BEGIN Data lines

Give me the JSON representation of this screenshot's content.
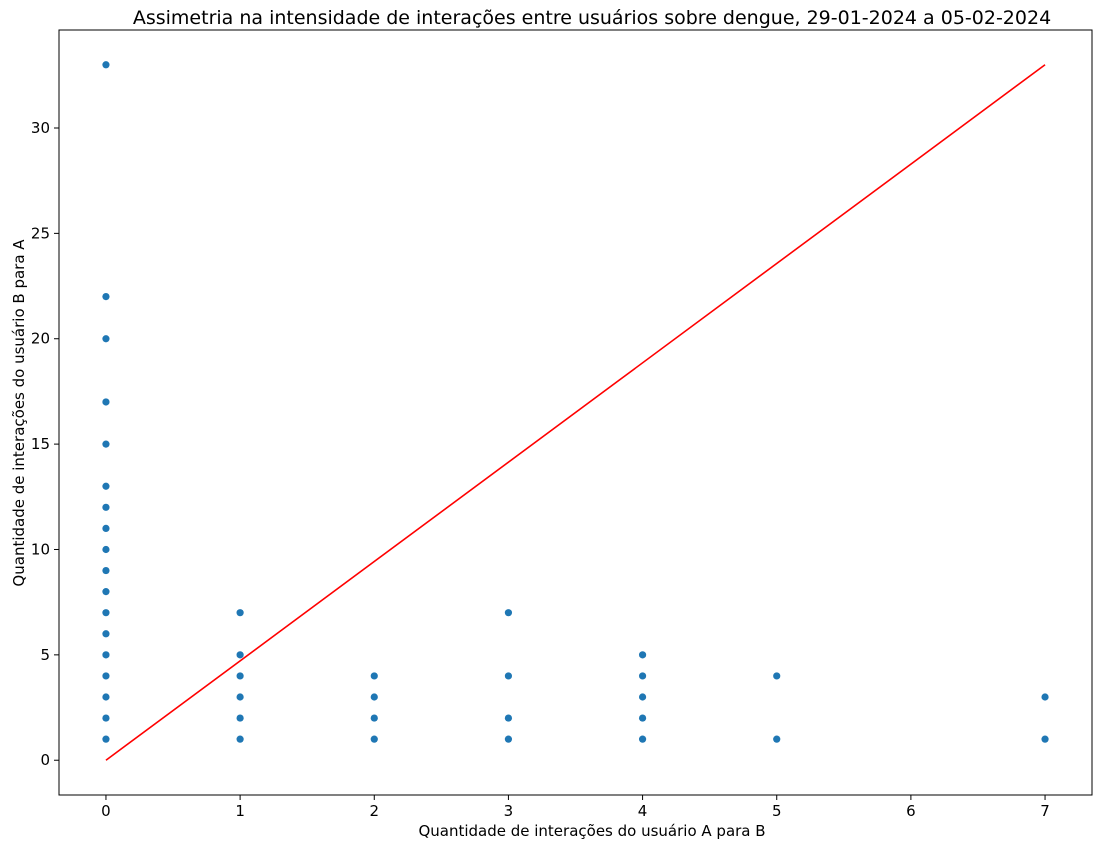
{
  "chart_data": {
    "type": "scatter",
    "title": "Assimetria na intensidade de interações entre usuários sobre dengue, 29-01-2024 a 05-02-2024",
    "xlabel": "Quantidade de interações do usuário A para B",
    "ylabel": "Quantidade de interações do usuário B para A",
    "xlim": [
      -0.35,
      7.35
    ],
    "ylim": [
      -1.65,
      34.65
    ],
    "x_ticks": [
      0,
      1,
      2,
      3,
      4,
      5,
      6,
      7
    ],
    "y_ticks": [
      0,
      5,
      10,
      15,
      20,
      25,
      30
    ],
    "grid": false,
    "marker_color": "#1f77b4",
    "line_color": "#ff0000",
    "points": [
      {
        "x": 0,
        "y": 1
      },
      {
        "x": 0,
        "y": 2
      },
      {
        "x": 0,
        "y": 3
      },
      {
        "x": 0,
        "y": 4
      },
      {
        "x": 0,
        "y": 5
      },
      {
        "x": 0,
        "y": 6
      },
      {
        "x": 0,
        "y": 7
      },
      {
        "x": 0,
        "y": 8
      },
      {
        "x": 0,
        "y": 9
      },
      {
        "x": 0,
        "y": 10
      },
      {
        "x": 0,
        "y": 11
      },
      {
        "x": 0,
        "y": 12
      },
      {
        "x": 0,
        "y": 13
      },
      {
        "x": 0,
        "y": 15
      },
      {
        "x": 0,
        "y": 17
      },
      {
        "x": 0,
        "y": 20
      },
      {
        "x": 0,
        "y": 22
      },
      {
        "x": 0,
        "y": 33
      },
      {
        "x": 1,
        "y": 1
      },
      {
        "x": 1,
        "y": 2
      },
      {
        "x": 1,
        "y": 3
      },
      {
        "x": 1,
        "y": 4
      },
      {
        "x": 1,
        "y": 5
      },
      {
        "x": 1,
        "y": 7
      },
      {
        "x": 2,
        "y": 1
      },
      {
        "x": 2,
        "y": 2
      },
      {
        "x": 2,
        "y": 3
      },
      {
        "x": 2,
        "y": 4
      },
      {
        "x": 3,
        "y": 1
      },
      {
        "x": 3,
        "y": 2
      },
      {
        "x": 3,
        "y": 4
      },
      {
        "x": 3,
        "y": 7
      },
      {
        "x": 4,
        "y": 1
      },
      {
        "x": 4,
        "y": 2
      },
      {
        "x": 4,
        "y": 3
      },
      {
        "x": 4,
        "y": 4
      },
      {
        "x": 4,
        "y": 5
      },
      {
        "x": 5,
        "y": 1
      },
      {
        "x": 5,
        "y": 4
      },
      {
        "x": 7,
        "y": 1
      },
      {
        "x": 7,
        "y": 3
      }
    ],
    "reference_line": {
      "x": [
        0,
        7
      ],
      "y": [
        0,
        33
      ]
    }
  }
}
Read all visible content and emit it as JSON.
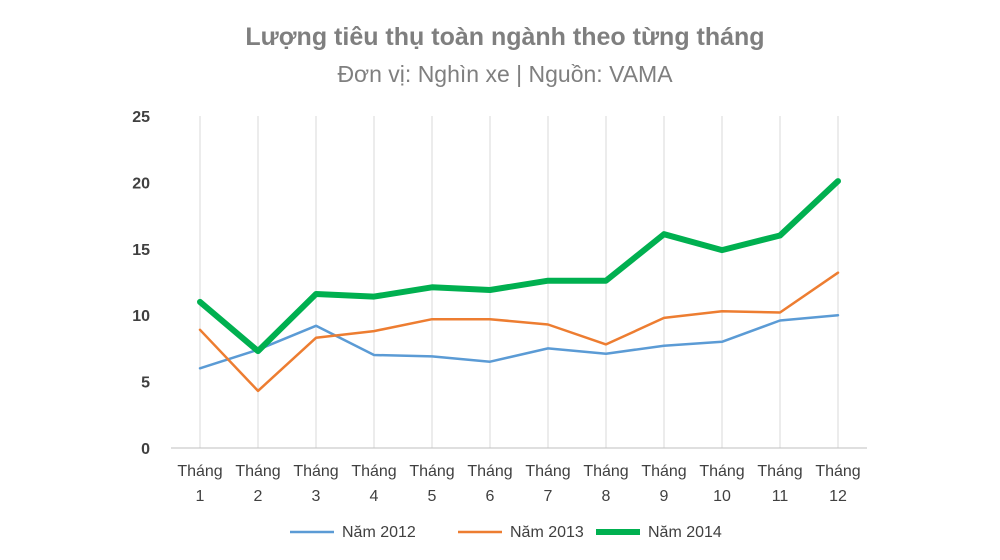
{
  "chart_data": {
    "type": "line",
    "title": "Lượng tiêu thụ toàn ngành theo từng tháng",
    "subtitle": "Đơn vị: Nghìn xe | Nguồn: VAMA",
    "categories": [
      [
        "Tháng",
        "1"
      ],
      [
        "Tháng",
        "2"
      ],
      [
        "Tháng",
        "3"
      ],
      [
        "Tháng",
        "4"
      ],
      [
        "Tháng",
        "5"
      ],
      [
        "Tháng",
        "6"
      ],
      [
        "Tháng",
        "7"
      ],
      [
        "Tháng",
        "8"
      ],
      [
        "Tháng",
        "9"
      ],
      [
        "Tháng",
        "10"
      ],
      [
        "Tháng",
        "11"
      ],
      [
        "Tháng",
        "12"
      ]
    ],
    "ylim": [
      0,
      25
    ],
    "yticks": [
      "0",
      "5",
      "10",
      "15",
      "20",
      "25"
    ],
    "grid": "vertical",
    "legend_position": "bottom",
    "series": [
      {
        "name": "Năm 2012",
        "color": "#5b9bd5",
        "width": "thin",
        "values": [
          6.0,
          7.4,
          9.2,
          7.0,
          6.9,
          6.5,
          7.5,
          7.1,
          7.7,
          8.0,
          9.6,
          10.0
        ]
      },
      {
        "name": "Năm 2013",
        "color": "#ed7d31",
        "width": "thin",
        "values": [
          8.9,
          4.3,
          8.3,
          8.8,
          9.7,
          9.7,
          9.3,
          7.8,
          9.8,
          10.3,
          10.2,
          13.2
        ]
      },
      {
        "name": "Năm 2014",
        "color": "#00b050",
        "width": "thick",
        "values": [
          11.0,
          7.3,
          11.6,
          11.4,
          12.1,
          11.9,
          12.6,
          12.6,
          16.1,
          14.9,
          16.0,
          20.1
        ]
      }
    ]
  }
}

END Data lines

**Given exercise:** Pull out all lines containing the word "content" from the entries above.

**Solution for this problem:**
Give me the JSON representation of this screenshot's content.
Read all visible content and emit it as JSON.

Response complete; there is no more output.